Stored data:
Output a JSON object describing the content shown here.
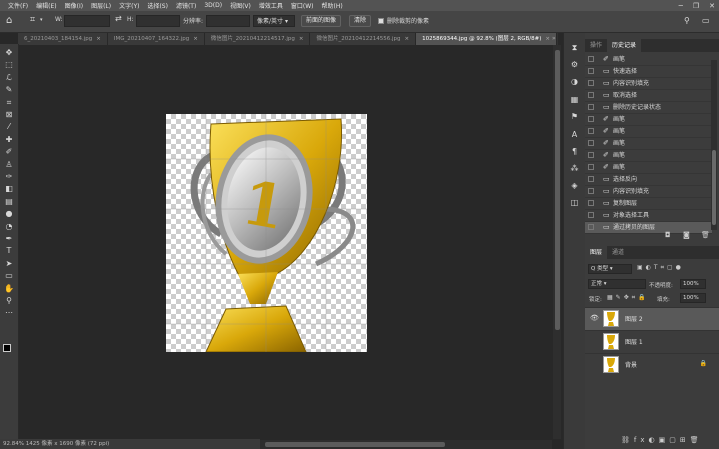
{
  "menu": [
    "文件(F)",
    "编辑(E)",
    "图像(I)",
    "图层(L)",
    "文字(Y)",
    "选择(S)",
    "滤镜(T)",
    "3D(D)",
    "视图(V)",
    "增效工具",
    "窗口(W)",
    "帮助(H)"
  ],
  "window_controls": {
    "minimize": "─",
    "restore": "❐",
    "close": "✕"
  },
  "options_bar": {
    "w_label": "W:",
    "link_glyph": "⇄",
    "h_label": "H:",
    "resolution_label": "分辨率:",
    "resolution_unit": "像素/英寸",
    "preset_button": "前面的图像",
    "clear_button": "清除",
    "crop_checkbox_label": "删除裁剪的像素"
  },
  "tabs": [
    {
      "label": "6_20210403_184154.jpg",
      "active": false
    },
    {
      "label": "IMG_20210407_164322.jpg",
      "active": false
    },
    {
      "label": "微信图片_20210412214517.jpg",
      "active": false
    },
    {
      "label": "微信图片_20210412214556.jpg",
      "active": false
    },
    {
      "label": "1025869344.jpg @ 92.8% (图层 2, RGB/8#)",
      "active": true
    }
  ],
  "tools": [
    {
      "icon": "move-icon",
      "glyph": "✥"
    },
    {
      "icon": "marquee-icon",
      "glyph": "⬚"
    },
    {
      "icon": "lasso-icon",
      "glyph": "ℒ"
    },
    {
      "icon": "quick-select-icon",
      "glyph": "✎"
    },
    {
      "icon": "crop-icon",
      "glyph": "⌗"
    },
    {
      "icon": "frame-icon",
      "glyph": "⊠"
    },
    {
      "icon": "eyedropper-icon",
      "glyph": "⁄"
    },
    {
      "icon": "healing-icon",
      "glyph": "✚"
    },
    {
      "icon": "brush-icon",
      "glyph": "✐"
    },
    {
      "icon": "stamp-icon",
      "glyph": "♙"
    },
    {
      "icon": "history-brush-icon",
      "glyph": "✑"
    },
    {
      "icon": "eraser-icon",
      "glyph": "◧"
    },
    {
      "icon": "gradient-icon",
      "glyph": "▤"
    },
    {
      "icon": "blur-icon",
      "glyph": "●"
    },
    {
      "icon": "dodge-icon",
      "glyph": "◔"
    },
    {
      "icon": "pen-icon",
      "glyph": "✒"
    },
    {
      "icon": "type-icon",
      "glyph": "T"
    },
    {
      "icon": "path-select-icon",
      "glyph": "➤"
    },
    {
      "icon": "shape-icon",
      "glyph": "▭"
    },
    {
      "icon": "hand-icon",
      "glyph": "✋"
    },
    {
      "icon": "zoom-icon",
      "glyph": "⚲"
    },
    {
      "icon": "more-icon",
      "glyph": "⋯"
    }
  ],
  "status_bar": "92.84%    1425 像素 x 1690 像素 (72 ppi)",
  "mid_icons": [
    {
      "icon": "history-panel-icon",
      "glyph": "⧗"
    },
    {
      "icon": "adjust-icon",
      "glyph": "⚙"
    },
    {
      "icon": "color-icon",
      "glyph": "◑"
    },
    {
      "icon": "swatch-icon",
      "glyph": "▦"
    },
    {
      "icon": "brush-settings-icon",
      "glyph": "⚑"
    },
    {
      "icon": "character-icon",
      "glyph": "A"
    },
    {
      "icon": "paragraph-icon",
      "glyph": "¶"
    },
    {
      "icon": "glyph-icon",
      "glyph": "⁂"
    },
    {
      "icon": "cube-icon",
      "glyph": "◈"
    },
    {
      "icon": "layer-comp-icon",
      "glyph": "◫"
    }
  ],
  "history": {
    "tabs": [
      "操作",
      "历史记录"
    ],
    "items": [
      {
        "icon": "brush",
        "label": "画笔",
        "selected": false
      },
      {
        "icon": "select",
        "label": "快速选择",
        "selected": false
      },
      {
        "icon": "select",
        "label": "内容识别填充",
        "selected": false
      },
      {
        "icon": "select",
        "label": "取消选择",
        "selected": false
      },
      {
        "icon": "select",
        "label": "删除历史记录状态",
        "selected": false
      },
      {
        "icon": "brush",
        "label": "画笔",
        "selected": false
      },
      {
        "icon": "brush",
        "label": "画笔",
        "selected": false
      },
      {
        "icon": "brush",
        "label": "画笔",
        "selected": false
      },
      {
        "icon": "brush",
        "label": "画笔",
        "selected": false
      },
      {
        "icon": "brush",
        "label": "画笔",
        "selected": false
      },
      {
        "icon": "select",
        "label": "选择反向",
        "selected": false
      },
      {
        "icon": "select",
        "label": "内容识别填充",
        "selected": false
      },
      {
        "icon": "select",
        "label": "复制图层",
        "selected": false
      },
      {
        "icon": "select",
        "label": "对象选择工具",
        "selected": false
      },
      {
        "icon": "select",
        "label": "通过拷贝的图层",
        "selected": true
      }
    ]
  },
  "layers": {
    "tabs": [
      "图层",
      "通道"
    ],
    "filter_label": "Q 类型",
    "blend_mode": "正常",
    "opacity_label": "不透明度:",
    "opacity_value": "100%",
    "lock_label": "锁定:",
    "fill_label": "填充:",
    "fill_value": "100%",
    "items": [
      {
        "name": "图层 2",
        "visible": true,
        "selected": true,
        "locked": false
      },
      {
        "name": "图层 1",
        "visible": false,
        "selected": false,
        "locked": false
      },
      {
        "name": "背景",
        "visible": false,
        "selected": false,
        "locked": true
      }
    ]
  },
  "colors": {
    "ui_dark": "#282828",
    "panel": "#3c3c3c",
    "gold": "#d9a80a"
  }
}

What needs to be done: Skip the images and write out the rest of the listing exactly.

Exercise response:
Output a JSON object describing the content shown here.
{
  "menu": [
    "文件(F)",
    "编辑(E)",
    "图像(I)",
    "图层(L)",
    "文字(Y)",
    "选择(S)",
    "滤镜(T)",
    "3D(D)",
    "视图(V)",
    "增效工具",
    "窗口(W)",
    "帮助(H)"
  ],
  "window_controls": {
    "minimize": "─",
    "restore": "❐",
    "close": "✕"
  },
  "options_bar": {
    "w_label": "W:",
    "link_glyph": "⇄",
    "h_label": "H:",
    "resolution_label": "分辨率:",
    "resolution_unit": "像素/英寸",
    "preset_button": "前面的图像",
    "clear_button": "清除",
    "crop_checkbox_label": "删除裁剪的像素"
  },
  "tabs": [
    {
      "label": "6_20210403_184154.jpg",
      "active": false
    },
    {
      "label": "IMG_20210407_164322.jpg",
      "active": false
    },
    {
      "label": "微信图片_20210412214517.jpg",
      "active": false
    },
    {
      "label": "微信图片_20210412214556.jpg",
      "active": false
    },
    {
      "label": "1025869344.jpg @ 92.8% (图层 2, RGB/8#)",
      "active": true
    }
  ],
  "tools": [
    {
      "icon": "move-icon",
      "glyph": "✥"
    },
    {
      "icon": "marquee-icon",
      "glyph": "⬚"
    },
    {
      "icon": "lasso-icon",
      "glyph": "ℒ"
    },
    {
      "icon": "quick-select-icon",
      "glyph": "✎"
    },
    {
      "icon": "crop-icon",
      "glyph": "⌗"
    },
    {
      "icon": "frame-icon",
      "glyph": "⊠"
    },
    {
      "icon": "eyedropper-icon",
      "glyph": "⁄"
    },
    {
      "icon": "healing-icon",
      "glyph": "✚"
    },
    {
      "icon": "brush-icon",
      "glyph": "✐"
    },
    {
      "icon": "stamp-icon",
      "glyph": "♙"
    },
    {
      "icon": "history-brush-icon",
      "glyph": "✑"
    },
    {
      "icon": "eraser-icon",
      "glyph": "◧"
    },
    {
      "icon": "gradient-icon",
      "glyph": "▤"
    },
    {
      "icon": "blur-icon",
      "glyph": "●"
    },
    {
      "icon": "dodge-icon",
      "glyph": "◔"
    },
    {
      "icon": "pen-icon",
      "glyph": "✒"
    },
    {
      "icon": "type-icon",
      "glyph": "T"
    },
    {
      "icon": "path-select-icon",
      "glyph": "➤"
    },
    {
      "icon": "shape-icon",
      "glyph": "▭"
    },
    {
      "icon": "hand-icon",
      "glyph": "✋"
    },
    {
      "icon": "zoom-icon",
      "glyph": "⚲"
    },
    {
      "icon": "more-icon",
      "glyph": "⋯"
    }
  ],
  "status_bar": "92.84%    1425 像素 x 1690 像素 (72 ppi)",
  "mid_icons": [
    {
      "icon": "history-panel-icon",
      "glyph": "⧗"
    },
    {
      "icon": "adjust-icon",
      "glyph": "⚙"
    },
    {
      "icon": "color-icon",
      "glyph": "◑"
    },
    {
      "icon": "swatch-icon",
      "glyph": "▦"
    },
    {
      "icon": "brush-settings-icon",
      "glyph": "⚑"
    },
    {
      "icon": "character-icon",
      "glyph": "A"
    },
    {
      "icon": "paragraph-icon",
      "glyph": "¶"
    },
    {
      "icon": "glyph-icon",
      "glyph": "⁂"
    },
    {
      "icon": "cube-icon",
      "glyph": "◈"
    },
    {
      "icon": "layer-comp-icon",
      "glyph": "◫"
    }
  ],
  "history": {
    "tabs": [
      "操作",
      "历史记录"
    ],
    "items": [
      {
        "icon": "brush",
        "label": "画笔",
        "selected": false
      },
      {
        "icon": "select",
        "label": "快速选择",
        "selected": false
      },
      {
        "icon": "select",
        "label": "内容识别填充",
        "selected": false
      },
      {
        "icon": "select",
        "label": "取消选择",
        "selected": false
      },
      {
        "icon": "select",
        "label": "删除历史记录状态",
        "selected": false
      },
      {
        "icon": "brush",
        "label": "画笔",
        "selected": false
      },
      {
        "icon": "brush",
        "label": "画笔",
        "selected": false
      },
      {
        "icon": "brush",
        "label": "画笔",
        "selected": false
      },
      {
        "icon": "brush",
        "label": "画笔",
        "selected": false
      },
      {
        "icon": "brush",
        "label": "画笔",
        "selected": false
      },
      {
        "icon": "select",
        "label": "选择反向",
        "selected": false
      },
      {
        "icon": "select",
        "label": "内容识别填充",
        "selected": false
      },
      {
        "icon": "select",
        "label": "复制图层",
        "selected": false
      },
      {
        "icon": "select",
        "label": "对象选择工具",
        "selected": false
      },
      {
        "icon": "select",
        "label": "通过拷贝的图层",
        "selected": true
      }
    ]
  },
  "layers": {
    "tabs": [
      "图层",
      "通道"
    ],
    "filter_label": "Q 类型",
    "blend_mode": "正常",
    "opacity_label": "不透明度:",
    "opacity_value": "100%",
    "lock_label": "锁定:",
    "fill_label": "填充:",
    "fill_value": "100%",
    "items": [
      {
        "name": "图层 2",
        "visible": true,
        "selected": true,
        "locked": false
      },
      {
        "name": "图层 1",
        "visible": false,
        "selected": false,
        "locked": false
      },
      {
        "name": "背景",
        "visible": false,
        "selected": false,
        "locked": true
      }
    ]
  },
  "colors": {
    "ui_dark": "#282828",
    "panel": "#3c3c3c",
    "gold": "#d9a80a"
  }
}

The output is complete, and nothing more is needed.